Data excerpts

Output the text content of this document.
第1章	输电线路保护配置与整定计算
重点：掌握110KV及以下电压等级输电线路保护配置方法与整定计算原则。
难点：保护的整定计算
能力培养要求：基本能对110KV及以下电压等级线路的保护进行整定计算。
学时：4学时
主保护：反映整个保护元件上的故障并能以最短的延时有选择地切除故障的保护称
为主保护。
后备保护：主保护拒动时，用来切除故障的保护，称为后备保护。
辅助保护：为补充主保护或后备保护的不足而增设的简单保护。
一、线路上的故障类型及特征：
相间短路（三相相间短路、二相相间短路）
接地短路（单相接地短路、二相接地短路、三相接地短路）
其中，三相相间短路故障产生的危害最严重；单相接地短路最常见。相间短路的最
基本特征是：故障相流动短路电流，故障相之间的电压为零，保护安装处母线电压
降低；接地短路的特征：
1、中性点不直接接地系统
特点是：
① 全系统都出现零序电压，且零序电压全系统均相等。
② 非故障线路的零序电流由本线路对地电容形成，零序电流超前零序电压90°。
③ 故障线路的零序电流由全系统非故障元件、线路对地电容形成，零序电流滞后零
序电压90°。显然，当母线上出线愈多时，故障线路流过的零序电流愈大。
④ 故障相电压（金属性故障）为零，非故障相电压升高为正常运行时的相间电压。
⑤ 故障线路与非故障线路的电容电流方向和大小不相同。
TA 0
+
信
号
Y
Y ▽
--
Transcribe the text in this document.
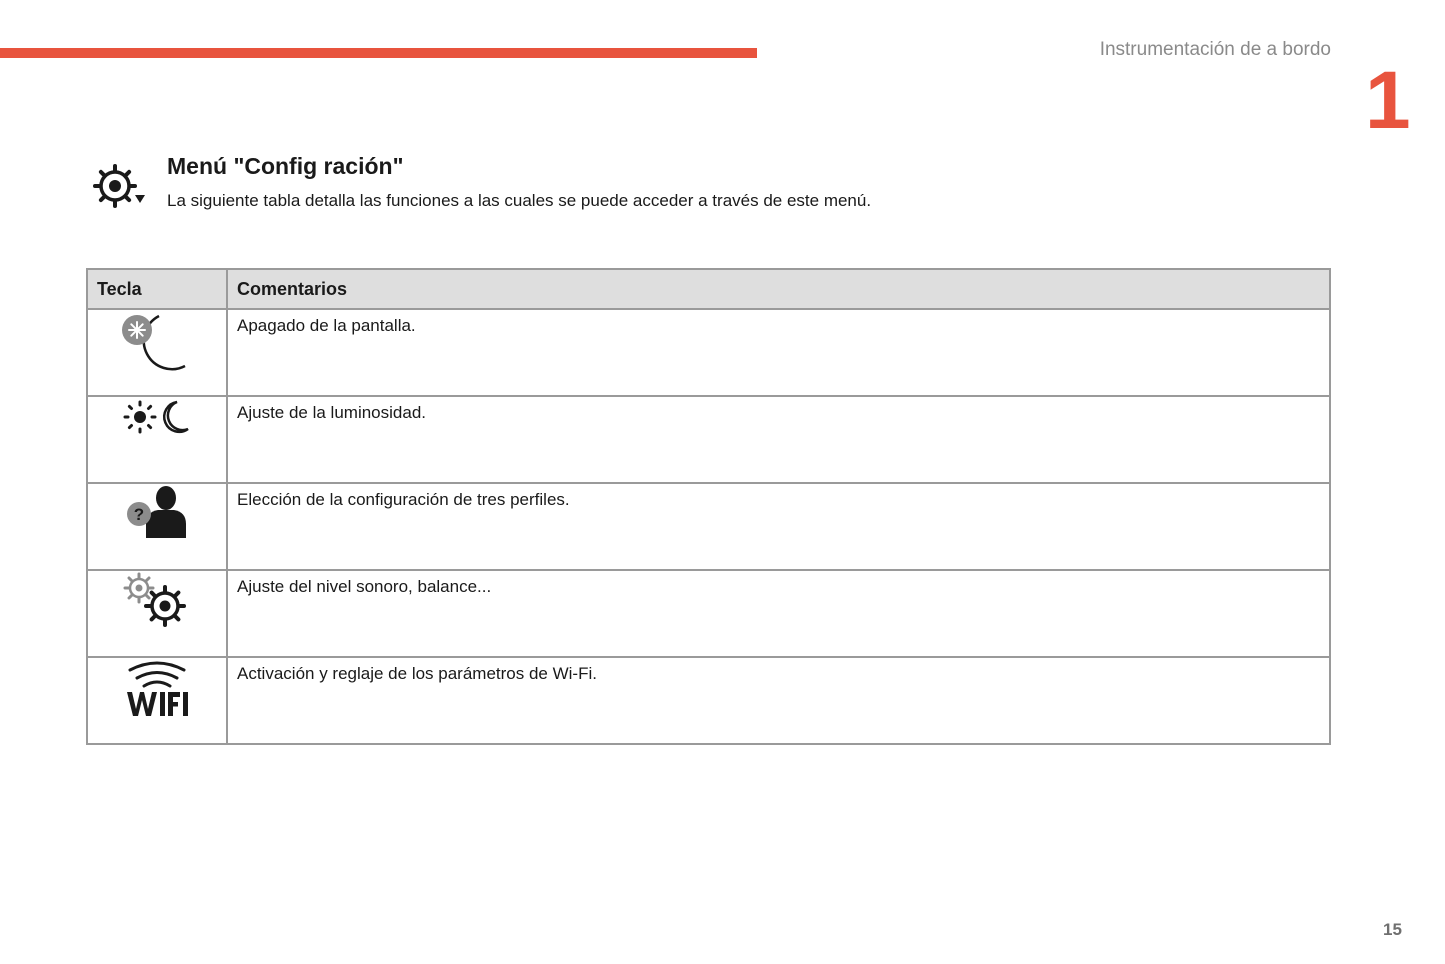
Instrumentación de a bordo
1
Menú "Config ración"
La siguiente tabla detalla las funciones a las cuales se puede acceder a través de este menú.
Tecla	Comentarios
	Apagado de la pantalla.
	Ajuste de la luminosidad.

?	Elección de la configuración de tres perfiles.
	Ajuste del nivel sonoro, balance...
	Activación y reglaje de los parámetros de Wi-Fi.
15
--
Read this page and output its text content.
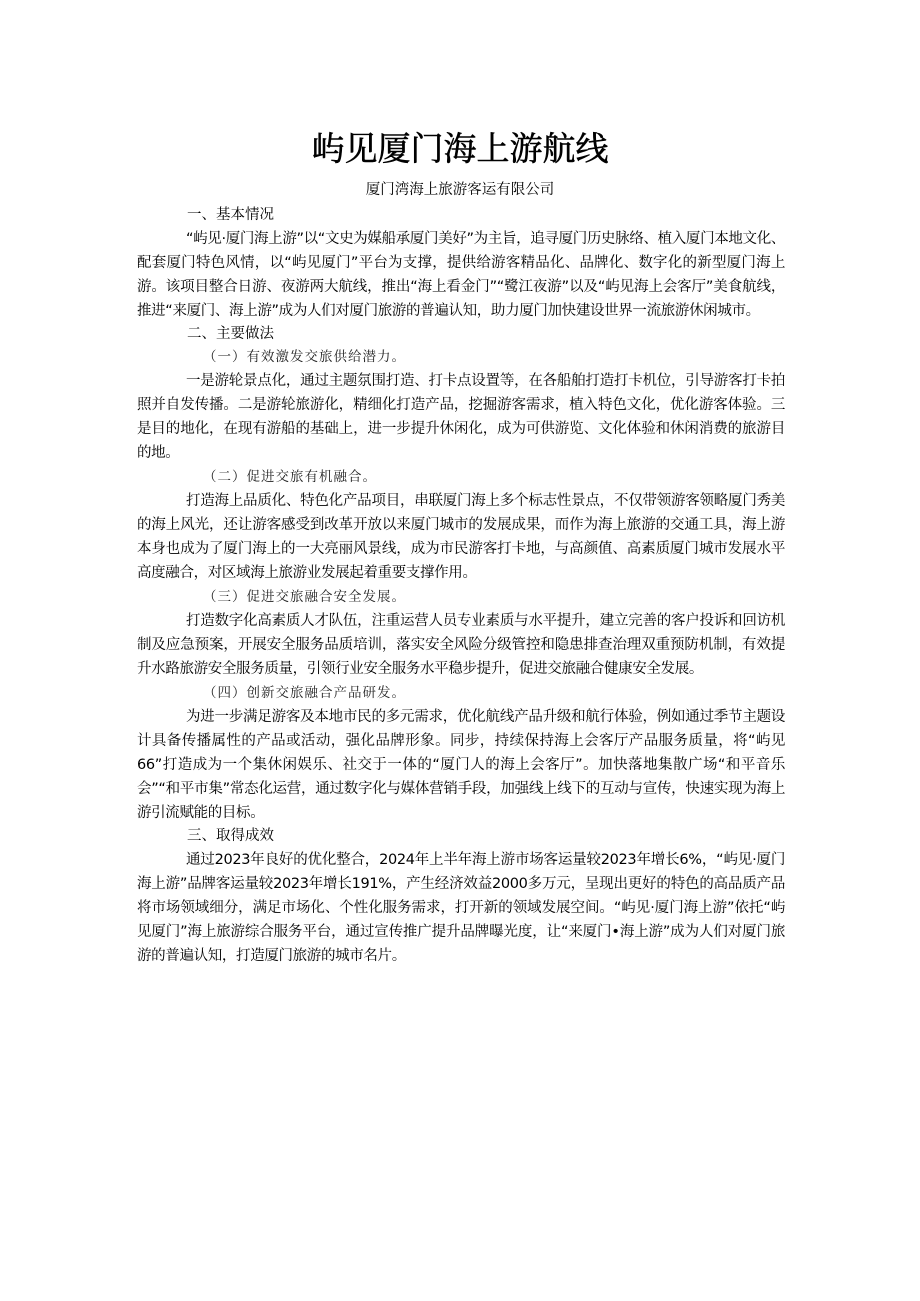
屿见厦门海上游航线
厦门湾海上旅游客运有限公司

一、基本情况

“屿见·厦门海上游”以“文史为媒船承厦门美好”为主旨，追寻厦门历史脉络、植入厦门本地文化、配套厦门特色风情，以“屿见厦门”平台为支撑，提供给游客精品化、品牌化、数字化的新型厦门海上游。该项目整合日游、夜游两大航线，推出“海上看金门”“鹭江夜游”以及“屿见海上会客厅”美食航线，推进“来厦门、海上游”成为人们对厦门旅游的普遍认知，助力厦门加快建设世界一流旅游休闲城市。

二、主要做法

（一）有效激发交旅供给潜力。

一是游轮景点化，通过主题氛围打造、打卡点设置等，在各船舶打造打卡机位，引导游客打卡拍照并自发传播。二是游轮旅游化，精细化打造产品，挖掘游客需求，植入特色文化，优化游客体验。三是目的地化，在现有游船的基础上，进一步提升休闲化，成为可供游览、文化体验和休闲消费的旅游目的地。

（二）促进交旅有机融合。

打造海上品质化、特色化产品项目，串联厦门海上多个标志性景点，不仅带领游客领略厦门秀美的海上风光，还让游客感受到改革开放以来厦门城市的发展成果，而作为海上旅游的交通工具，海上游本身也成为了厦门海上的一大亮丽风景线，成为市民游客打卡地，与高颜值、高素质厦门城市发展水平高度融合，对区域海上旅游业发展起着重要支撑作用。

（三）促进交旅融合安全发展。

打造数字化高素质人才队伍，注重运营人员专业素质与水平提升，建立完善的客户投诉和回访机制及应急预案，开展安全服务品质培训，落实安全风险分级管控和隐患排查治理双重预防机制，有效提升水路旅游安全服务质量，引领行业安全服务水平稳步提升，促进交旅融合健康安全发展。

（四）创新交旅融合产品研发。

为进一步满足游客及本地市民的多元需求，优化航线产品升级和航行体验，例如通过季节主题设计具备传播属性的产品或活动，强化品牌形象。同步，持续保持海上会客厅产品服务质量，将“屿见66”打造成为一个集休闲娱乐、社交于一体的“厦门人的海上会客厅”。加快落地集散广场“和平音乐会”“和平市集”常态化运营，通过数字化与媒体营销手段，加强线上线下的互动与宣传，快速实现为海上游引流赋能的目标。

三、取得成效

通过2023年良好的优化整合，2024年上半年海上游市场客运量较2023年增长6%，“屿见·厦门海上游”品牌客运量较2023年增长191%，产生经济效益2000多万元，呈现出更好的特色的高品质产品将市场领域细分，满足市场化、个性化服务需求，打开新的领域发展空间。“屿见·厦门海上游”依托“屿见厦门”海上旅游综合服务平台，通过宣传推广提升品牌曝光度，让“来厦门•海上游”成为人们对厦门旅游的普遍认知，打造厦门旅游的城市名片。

## [DIRECTIONS]
Search the data for "content". Copy every line that has it.

## [TASK RESPONSE]
Output the text content of this document.
Read this page and output its text content.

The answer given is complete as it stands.